:: INSTRUCTION ::
Copy the lines below word for word, but leave out the pictures.

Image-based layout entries
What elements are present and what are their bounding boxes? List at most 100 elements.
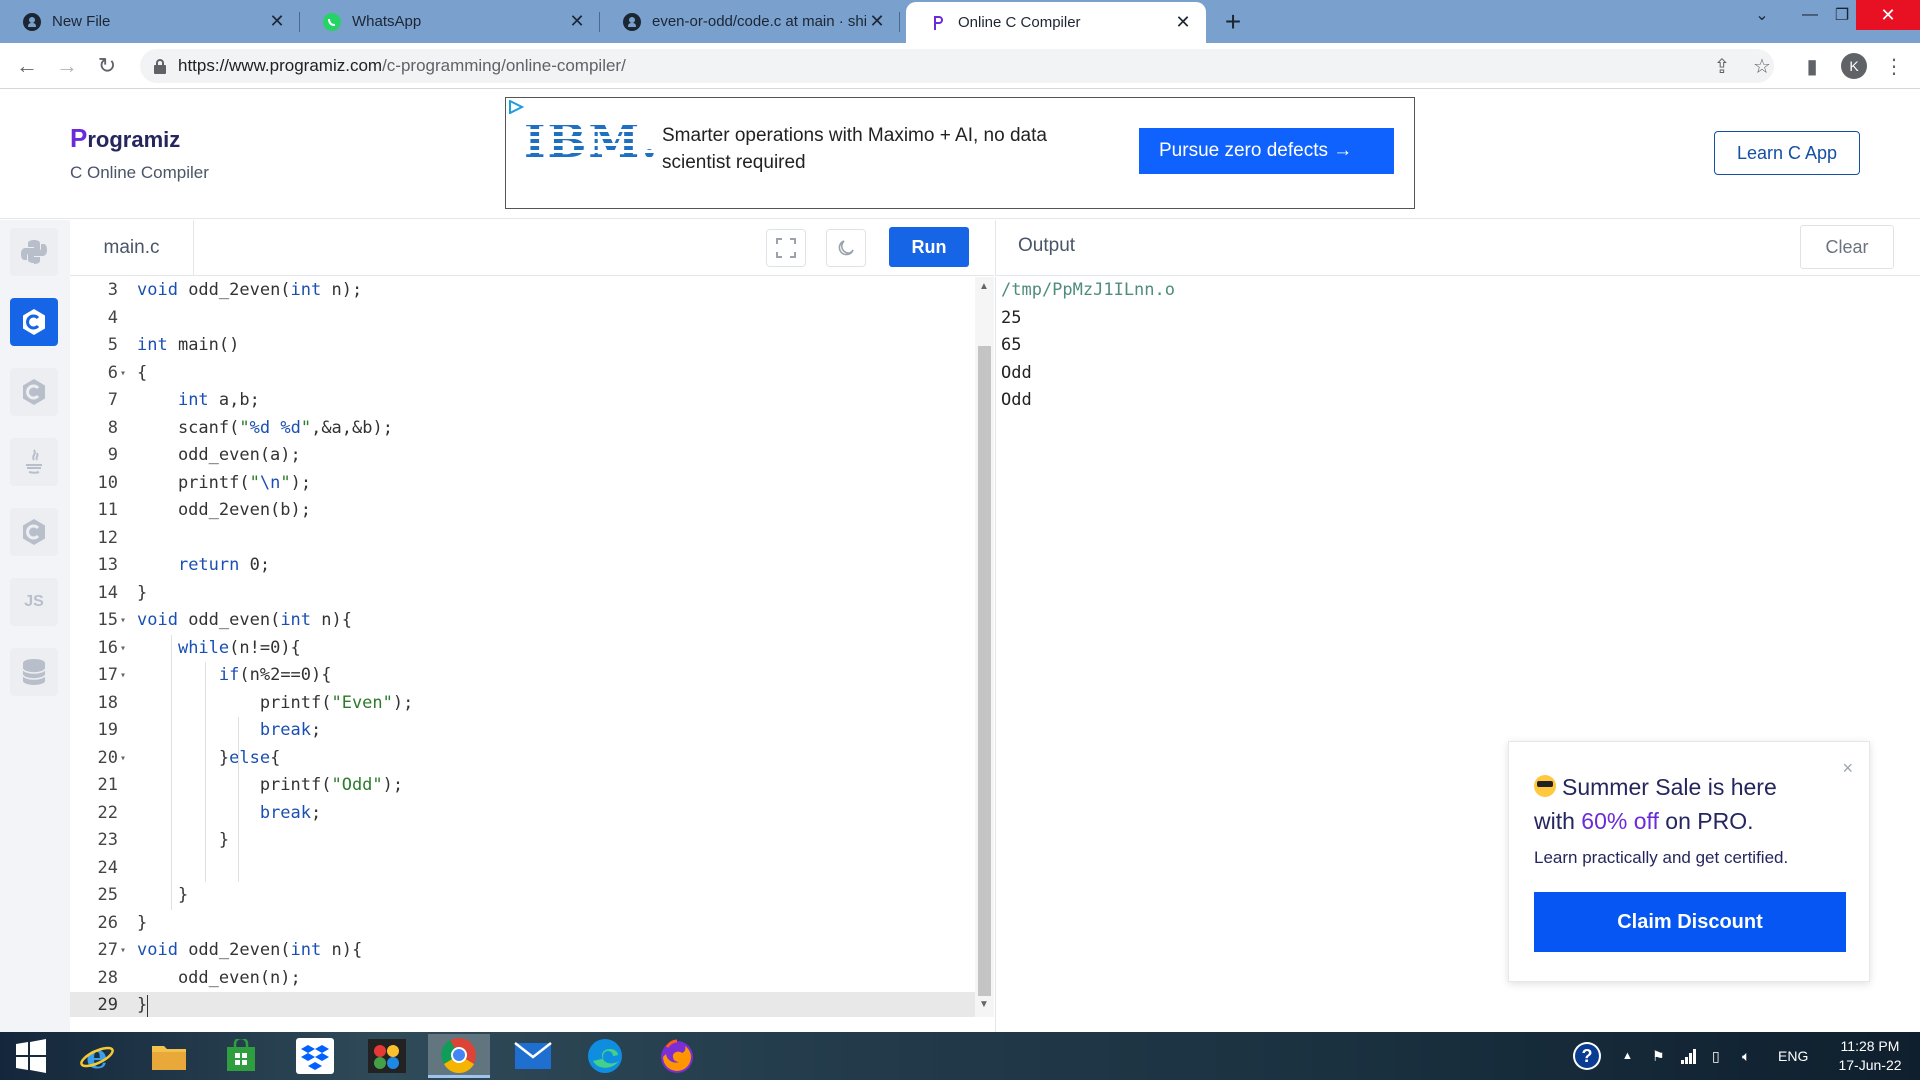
fold-arrow-icon[interactable]: ▾: [120, 745, 132, 773]
restore-icon[interactable]: ❐: [1828, 0, 1856, 30]
fold-arrow-icon[interactable]: ▾: [120, 607, 132, 635]
side-panel-icon[interactable]: ▮: [1800, 54, 1824, 78]
fold-arrow-icon[interactable]: ▾: [120, 360, 132, 388]
firefox-icon[interactable]: [646, 1034, 708, 1078]
code-line[interactable]: 27 ▾ void odd_2even(int n){: [70, 937, 976, 965]
tray-flag-icon[interactable]: ⚑: [1652, 1032, 1665, 1080]
code-line[interactable]: 26}: [70, 910, 976, 938]
menu-kebab-icon[interactable]: ⋮: [1882, 54, 1906, 78]
close-icon[interactable]: ✕: [1172, 12, 1194, 33]
paint-icon[interactable]: [356, 1034, 418, 1078]
output-header: Output Clear: [995, 220, 1920, 276]
csharp-icon[interactable]: [10, 508, 58, 556]
scrollbar-thumb[interactable]: [978, 346, 991, 996]
dark-mode-icon[interactable]: [826, 229, 866, 267]
code-line[interactable]: 8 scanf("%d %d",&a,&b);: [70, 415, 976, 443]
code-line[interactable]: 9 odd_even(a);: [70, 442, 976, 470]
fold-arrow-icon[interactable]: ▾: [120, 937, 132, 965]
tray-expand-icon[interactable]: ▲: [1622, 1032, 1633, 1080]
back-icon[interactable]: ←: [12, 51, 42, 81]
code-editor[interactable]: 3 void odd_2even(int n); 4 5 int main() 6 ▾{7 …: [70, 277, 976, 1020]
js-icon[interactable]: JS: [10, 578, 58, 626]
profile-avatar[interactable]: K: [1841, 53, 1867, 79]
claim-discount-button[interactable]: Claim Discount: [1534, 892, 1846, 952]
tab-new-file[interactable]: New File ✕: [0, 0, 300, 43]
adchoices-icon[interactable]: [508, 100, 524, 114]
line-number: 21: [97, 775, 118, 795]
file-explorer-icon[interactable]: [138, 1034, 200, 1078]
store-icon[interactable]: [210, 1034, 272, 1078]
fullscreen-icon[interactable]: [766, 229, 806, 267]
code-line[interactable]: 3 void odd_2even(int n);: [70, 277, 976, 305]
new-tab-button[interactable]: +: [1220, 0, 1246, 43]
edge-icon[interactable]: [574, 1034, 636, 1078]
volume-icon[interactable]: 🔈︎: [1742, 1032, 1750, 1080]
java-icon[interactable]: [10, 438, 58, 486]
tab-github-code[interactable]: even-or-odd/code.c at main · shi ✕: [600, 0, 900, 43]
code-line[interactable]: 12: [70, 525, 976, 553]
browser-tab-bar: New File ✕ WhatsApp ✕ even-or-odd/code.c…: [0, 0, 1920, 43]
window-close-icon[interactable]: ✕: [1856, 0, 1920, 30]
code-line[interactable]: 14}: [70, 580, 976, 608]
help-icon[interactable]: ?: [1572, 1032, 1602, 1080]
close-icon[interactable]: ✕: [266, 11, 288, 32]
reload-icon[interactable]: ↻: [92, 51, 122, 81]
clear-button[interactable]: Clear: [1800, 225, 1894, 269]
chrome-icon[interactable]: [428, 1034, 490, 1078]
close-icon[interactable]: ✕: [566, 11, 588, 32]
battery-phone-icon[interactable]: ▯: [1712, 1032, 1720, 1080]
database-icon[interactable]: [10, 648, 58, 696]
code-line[interactable]: 29}: [70, 992, 976, 1020]
code-line[interactable]: 6 ▾{: [70, 360, 976, 388]
network-signal-icon[interactable]: [1680, 1032, 1698, 1080]
input-language[interactable]: ENG: [1778, 1032, 1808, 1080]
c-icon[interactable]: [10, 298, 58, 346]
learn-c-app-button[interactable]: Learn C App: [1714, 131, 1860, 175]
code-text: void odd_even(int n){: [137, 610, 352, 630]
editor-toolbar: main.c Run: [70, 220, 994, 276]
code-line[interactable]: 10 printf("\n");: [70, 470, 976, 498]
code-line[interactable]: 13 return 0;: [70, 552, 976, 580]
minimize-icon[interactable]: —: [1796, 0, 1824, 30]
cpp-icon[interactable]: [10, 368, 58, 416]
share-icon[interactable]: ⇪: [1710, 54, 1734, 78]
forward-icon[interactable]: →: [52, 51, 82, 81]
url-host: https://www.programiz.com: [178, 56, 383, 75]
tab-search-icon[interactable]: ⌄: [1748, 0, 1776, 30]
ad-cta-button[interactable]: Pursue zero defects →: [1139, 128, 1394, 174]
tab-online-c-compiler[interactable]: Online C Compiler ✕: [906, 2, 1206, 43]
address-bar[interactable]: https://www.programiz.com/c-programming/…: [140, 49, 1774, 83]
code-line[interactable]: 7 int a,b;: [70, 387, 976, 415]
close-icon[interactable]: ✕: [866, 11, 888, 32]
fold-arrow-icon[interactable]: ▾: [120, 635, 132, 663]
run-button[interactable]: Run: [889, 227, 969, 267]
code-line[interactable]: 16 ▾ while(n!=0){: [70, 635, 976, 663]
code-line[interactable]: 28 odd_even(n);: [70, 965, 976, 993]
dropbox-icon[interactable]: [284, 1034, 346, 1078]
ad-banner[interactable]: IBM. Smarter operations with Maximo + AI…: [505, 97, 1415, 209]
code-line[interactable]: 4: [70, 305, 976, 333]
code-text: return 0;: [177, 555, 271, 575]
line-number: 7: [107, 390, 118, 410]
code-line[interactable]: 15 ▾ void odd_even(int n){: [70, 607, 976, 635]
page-title: C Online Compiler: [70, 163, 209, 182]
mail-icon[interactable]: [502, 1034, 564, 1078]
ie-icon[interactable]: e: [66, 1034, 128, 1078]
bookmark-star-icon[interactable]: ☆: [1750, 54, 1774, 78]
scroll-down-icon[interactable]: ▼: [979, 999, 989, 1010]
code-line[interactable]: 11 odd_2even(b);: [70, 497, 976, 525]
line-number: 14: [97, 582, 118, 603]
fold-arrow-icon[interactable]: ▾: [120, 662, 132, 690]
programiz-logo[interactable]: Programiz: [70, 123, 180, 154]
code-line[interactable]: 25 }: [70, 882, 976, 910]
code-line[interactable]: 5 int main(): [70, 332, 976, 360]
scroll-up-icon[interactable]: ▲: [979, 281, 989, 292]
file-tab-main-c[interactable]: main.c: [70, 220, 194, 276]
tab-whatsapp[interactable]: WhatsApp ✕: [300, 0, 600, 43]
python-icon[interactable]: [10, 228, 58, 276]
taskbar-clock[interactable]: 11:28 PM 17-Jun-22: [1828, 1037, 1912, 1075]
code-text: while(n!=0){: [177, 637, 301, 658]
windows-start-icon[interactable]: [0, 1034, 62, 1078]
editor-scrollbar[interactable]: ▲ ▼: [975, 277, 994, 1017]
close-icon[interactable]: ×: [1842, 758, 1853, 779]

:: EXERCISE RESULT ::
What elements are present and what are their bounding boxes? List at most 100 elements.
fold-arrow-icon[interactable]: ▾: [120, 745, 132, 773]
restore-icon[interactable]: ❐: [1828, 0, 1856, 30]
fold-arrow-icon[interactable]: ▾: [120, 607, 132, 635]
side-panel-icon[interactable]: ▮: [1800, 54, 1824, 78]
fold-arrow-icon[interactable]: ▾: [120, 360, 132, 388]
firefox-icon[interactable]: [646, 1034, 708, 1078]
code-line[interactable]: 27 ▾ void odd_2even(int n){: [70, 937, 976, 965]
tray-flag-icon[interactable]: ⚑: [1652, 1032, 1665, 1080]
code-line[interactable]: 26}: [70, 910, 976, 938]
menu-kebab-icon[interactable]: ⋮: [1882, 54, 1906, 78]
close-icon[interactable]: ✕: [1172, 12, 1194, 33]
paint-icon[interactable]: [356, 1034, 418, 1078]
output-header: Output Clear: [995, 220, 1920, 276]
csharp-icon[interactable]: [10, 508, 58, 556]
scrollbar-thumb[interactable]: [978, 346, 991, 996]
dark-mode-icon[interactable]: [826, 229, 866, 267]
code-line[interactable]: 8 scanf("%d %d",&a,&b);: [70, 415, 976, 443]
code-line[interactable]: 9 odd_even(a);: [70, 442, 976, 470]
fold-arrow-icon[interactable]: ▾: [120, 937, 132, 965]
tray-expand-icon[interactable]: ▲: [1622, 1032, 1633, 1080]
back-icon[interactable]: ←: [12, 51, 42, 81]
code-editor[interactable]: 3 void odd_2even(int n); 4 5 int main() 6 ▾{7 …: [70, 277, 976, 1020]
js-icon[interactable]: JS: [10, 578, 58, 626]
profile-avatar[interactable]: K: [1841, 53, 1867, 79]
claim-discount-button[interactable]: Claim Discount: [1534, 892, 1846, 952]
tab-new-file[interactable]: New File ✕: [0, 0, 300, 43]
adchoices-icon[interactable]: [508, 100, 524, 114]
line-number: 21: [97, 775, 118, 795]
file-explorer-icon[interactable]: [138, 1034, 200, 1078]
store-icon[interactable]: [210, 1034, 272, 1078]
fullscreen-icon[interactable]: [766, 229, 806, 267]
code-line[interactable]: 3 void odd_2even(int n);: [70, 277, 976, 305]
new-tab-button[interactable]: +: [1220, 0, 1246, 43]
edge-icon[interactable]: [574, 1034, 636, 1078]
volume-icon[interactable]: 🔈︎: [1742, 1032, 1750, 1080]
java-icon[interactable]: [10, 438, 58, 486]
tab-github-code[interactable]: even-or-odd/code.c at main · shi ✕: [600, 0, 900, 43]
code-line[interactable]: 12: [70, 525, 976, 553]
browser-tab-bar: New File ✕ WhatsApp ✕ even-or-odd/code.c…: [0, 0, 1920, 43]
window-close-icon[interactable]: ✕: [1856, 0, 1920, 30]
code-line[interactable]: 14}: [70, 580, 976, 608]
help-icon[interactable]: ?: [1572, 1032, 1602, 1080]
close-icon[interactable]: ✕: [266, 11, 288, 32]
reload-icon[interactable]: ↻: [92, 51, 122, 81]
clear-button[interactable]: Clear: [1800, 225, 1894, 269]
chrome-icon[interactable]: [428, 1034, 490, 1078]
close-icon[interactable]: ✕: [566, 11, 588, 32]
battery-phone-icon[interactable]: ▯: [1712, 1032, 1720, 1080]
database-icon[interactable]: [10, 648, 58, 696]
code-line[interactable]: 29}: [70, 992, 976, 1020]
code-line[interactable]: 6 ▾{: [70, 360, 976, 388]
network-signal-icon[interactable]: [1680, 1032, 1698, 1080]
input-language[interactable]: ENG: [1778, 1032, 1808, 1080]
c-icon[interactable]: [10, 298, 58, 346]
learn-c-app-button[interactable]: Learn C App: [1714, 131, 1860, 175]
code-text: void odd_even(int n){: [137, 610, 352, 630]
editor-toolbar: main.c Run: [70, 220, 994, 276]
code-line[interactable]: 10 printf("\n");: [70, 470, 976, 498]
code-line[interactable]: 13 return 0;: [70, 552, 976, 580]
minimize-icon[interactable]: —: [1796, 0, 1824, 30]
cpp-icon[interactable]: [10, 368, 58, 416]
share-icon[interactable]: ⇪: [1710, 54, 1734, 78]
forward-icon[interactable]: →: [52, 51, 82, 81]
url-host: https://www.programiz.com: [178, 56, 383, 75]
tab-search-icon[interactable]: ⌄: [1748, 0, 1776, 30]
ad-cta-button[interactable]: Pursue zero defects →: [1139, 128, 1394, 174]
tab-online-c-compiler[interactable]: Online C Compiler ✕: [906, 2, 1206, 43]
address-bar[interactable]: https://www.programiz.com/c-programming/…: [140, 49, 1774, 83]
code-line[interactable]: 7 int a,b;: [70, 387, 976, 415]
close-icon[interactable]: ✕: [866, 11, 888, 32]
fold-arrow-icon[interactable]: ▾: [120, 635, 132, 663]
run-button[interactable]: Run: [889, 227, 969, 267]
code-line[interactable]: 16 ▾ while(n!=0){: [70, 635, 976, 663]
code-line[interactable]: 28 odd_even(n);: [70, 965, 976, 993]
dropbox-icon[interactable]: [284, 1034, 346, 1078]
ad-banner[interactable]: IBM. Smarter operations with Maximo + AI…: [505, 97, 1415, 209]
code-line[interactable]: 4: [70, 305, 976, 333]
code-text: return 0;: [177, 555, 271, 575]
line-number: 7: [107, 390, 118, 410]
code-line[interactable]: 15 ▾ void odd_even(int n){: [70, 607, 976, 635]
page-title: C Online Compiler: [70, 163, 209, 182]
mail-icon[interactable]: [502, 1034, 564, 1078]
ie-icon[interactable]: e: [66, 1034, 128, 1078]
bookmark-star-icon[interactable]: ☆: [1750, 54, 1774, 78]
scroll-down-icon[interactable]: ▼: [979, 999, 989, 1010]
code-line[interactable]: 11 odd_2even(b);: [70, 497, 976, 525]
line-number: 14: [97, 582, 118, 603]
fold-arrow-icon[interactable]: ▾: [120, 662, 132, 690]
programiz-logo[interactable]: Programiz: [70, 123, 180, 154]
code-line[interactable]: 25 }: [70, 882, 976, 910]
code-line[interactable]: 5 int main(): [70, 332, 976, 360]
scroll-up-icon[interactable]: ▲: [979, 281, 989, 292]
file-tab-main-c[interactable]: main.c: [70, 220, 194, 276]
tab-whatsapp[interactable]: WhatsApp ✕: [300, 0, 600, 43]
python-icon[interactable]: [10, 228, 58, 276]
taskbar-clock[interactable]: 11:28 PM 17-Jun-22: [1828, 1037, 1912, 1075]
code-text: while(n!=0){: [177, 637, 301, 658]
windows-start-icon[interactable]: [0, 1034, 62, 1078]
editor-scrollbar[interactable]: ▲ ▼: [975, 277, 994, 1017]
close-icon[interactable]: ×: [1842, 758, 1853, 779]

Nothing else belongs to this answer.